● **INSTRUCTIONS FOR THE TASK**
Don't copy the pictures; return every other part of the records exactly.

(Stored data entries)
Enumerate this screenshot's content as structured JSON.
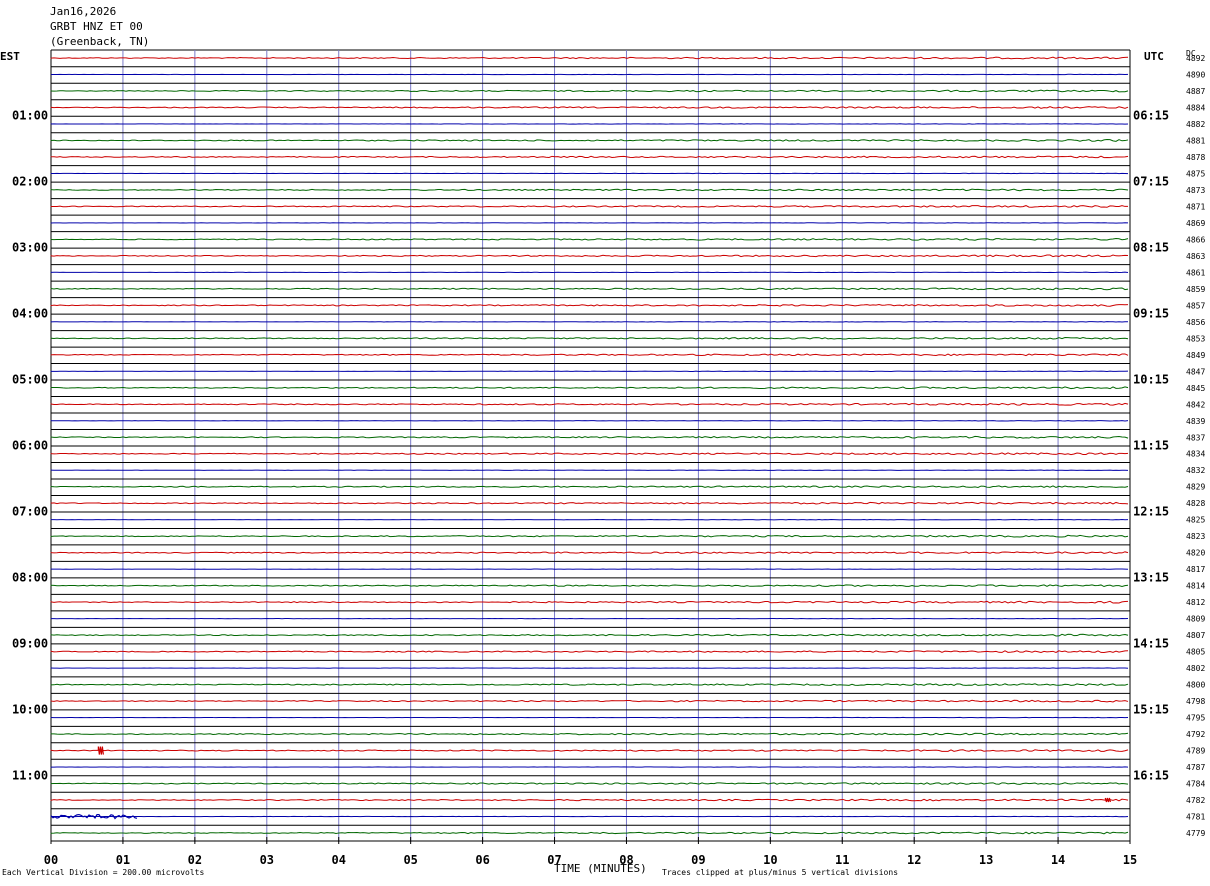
{
  "header": {
    "date": "Jan16,2026",
    "station": "GRBT HNZ ET 00",
    "location": "(Greenback, TN)"
  },
  "left_zone_label": "EST",
  "right_zone_label": "UTC",
  "dc_label": "DC",
  "footer": {
    "scale_note": "Each Vertical Division =  200.00 microvolts",
    "clip_note": "Traces clipped at plus/minus 5 vertical divisions",
    "xlabel": "TIME (MINUTES)"
  },
  "colors": {
    "grid_vertical": "#7a7ac8",
    "row_line": "#000000",
    "trace_cycle": [
      "#cc0000",
      "#0000aa",
      "#006600"
    ]
  },
  "chart_data": {
    "type": "line",
    "title": "GRBT HNZ ET 00 (Greenback, TN) Jan16,2026",
    "xlabel": "TIME (MINUTES)",
    "ylabel": "",
    "xlim": [
      0,
      15
    ],
    "x_ticks": [
      "00",
      "01",
      "02",
      "03",
      "04",
      "05",
      "06",
      "07",
      "08",
      "09",
      "10",
      "11",
      "12",
      "13",
      "14",
      "15"
    ],
    "rows": 48,
    "minutes_per_row": 15,
    "left_hour_labels": [
      "01:00",
      "02:00",
      "03:00",
      "04:00",
      "05:00",
      "06:00",
      "07:00",
      "08:00",
      "09:00",
      "10:00",
      "11:00"
    ],
    "right_hour_labels": [
      "06:15",
      "07:15",
      "08:15",
      "09:15",
      "10:15",
      "11:15",
      "12:15",
      "13:15",
      "14:15",
      "15:15",
      "16:15"
    ],
    "dc_offsets": [
      "4892",
      "4890",
      "4887",
      "4884",
      "4882",
      "4881",
      "4878",
      "4875",
      "4873",
      "4871",
      "4869",
      "4866",
      "4863",
      "4861",
      "4859",
      "4857",
      "4856",
      "4853",
      "4849",
      "4847",
      "4845",
      "4842",
      "4839",
      "4837",
      "4834",
      "4832",
      "4829",
      "4828",
      "4825",
      "4823",
      "4820",
      "4817",
      "4814",
      "4812",
      "4809",
      "4807",
      "4805",
      "4802",
      "4800",
      "4798",
      "4795",
      "4792",
      "4789",
      "4787",
      "4784",
      "4782",
      "4781",
      "4779"
    ],
    "events": [
      {
        "row": 42,
        "minute": 0.7,
        "amplitude": 4
      },
      {
        "row": 45,
        "minute": 14.7,
        "amplitude": 2
      },
      {
        "row": 46,
        "minute": 0.0,
        "minute_end": 1.2,
        "amplitude": 2
      }
    ],
    "grid": true
  }
}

● **WRITTEN ANSWER**
Enumerate this screenshot's content as structured JSON.
{
  "header": {
    "date": "Jan16,2026",
    "station": "GRBT HNZ ET 00",
    "location": "(Greenback, TN)"
  },
  "left_zone_label": "EST",
  "right_zone_label": "UTC",
  "dc_label": "DC",
  "footer": {
    "scale_note": "Each Vertical Division =  200.00 microvolts",
    "clip_note": "Traces clipped at plus/minus 5 vertical divisions",
    "xlabel": "TIME (MINUTES)"
  },
  "colors": {
    "grid_vertical": "#7a7ac8",
    "row_line": "#000000",
    "trace_cycle": [
      "#cc0000",
      "#0000aa",
      "#006600"
    ]
  },
  "chart_data": {
    "type": "line",
    "title": "GRBT HNZ ET 00 (Greenback, TN) Jan16,2026",
    "xlabel": "TIME (MINUTES)",
    "ylabel": "",
    "xlim": [
      0,
      15
    ],
    "x_ticks": [
      "00",
      "01",
      "02",
      "03",
      "04",
      "05",
      "06",
      "07",
      "08",
      "09",
      "10",
      "11",
      "12",
      "13",
      "14",
      "15"
    ],
    "rows": 48,
    "minutes_per_row": 15,
    "left_hour_labels": [
      "01:00",
      "02:00",
      "03:00",
      "04:00",
      "05:00",
      "06:00",
      "07:00",
      "08:00",
      "09:00",
      "10:00",
      "11:00"
    ],
    "right_hour_labels": [
      "06:15",
      "07:15",
      "08:15",
      "09:15",
      "10:15",
      "11:15",
      "12:15",
      "13:15",
      "14:15",
      "15:15",
      "16:15"
    ],
    "dc_offsets": [
      "4892",
      "4890",
      "4887",
      "4884",
      "4882",
      "4881",
      "4878",
      "4875",
      "4873",
      "4871",
      "4869",
      "4866",
      "4863",
      "4861",
      "4859",
      "4857",
      "4856",
      "4853",
      "4849",
      "4847",
      "4845",
      "4842",
      "4839",
      "4837",
      "4834",
      "4832",
      "4829",
      "4828",
      "4825",
      "4823",
      "4820",
      "4817",
      "4814",
      "4812",
      "4809",
      "4807",
      "4805",
      "4802",
      "4800",
      "4798",
      "4795",
      "4792",
      "4789",
      "4787",
      "4784",
      "4782",
      "4781",
      "4779"
    ],
    "events": [
      {
        "row": 42,
        "minute": 0.7,
        "amplitude": 4
      },
      {
        "row": 45,
        "minute": 14.7,
        "amplitude": 2
      },
      {
        "row": 46,
        "minute": 0.0,
        "minute_end": 1.2,
        "amplitude": 2
      }
    ],
    "grid": true
  }
}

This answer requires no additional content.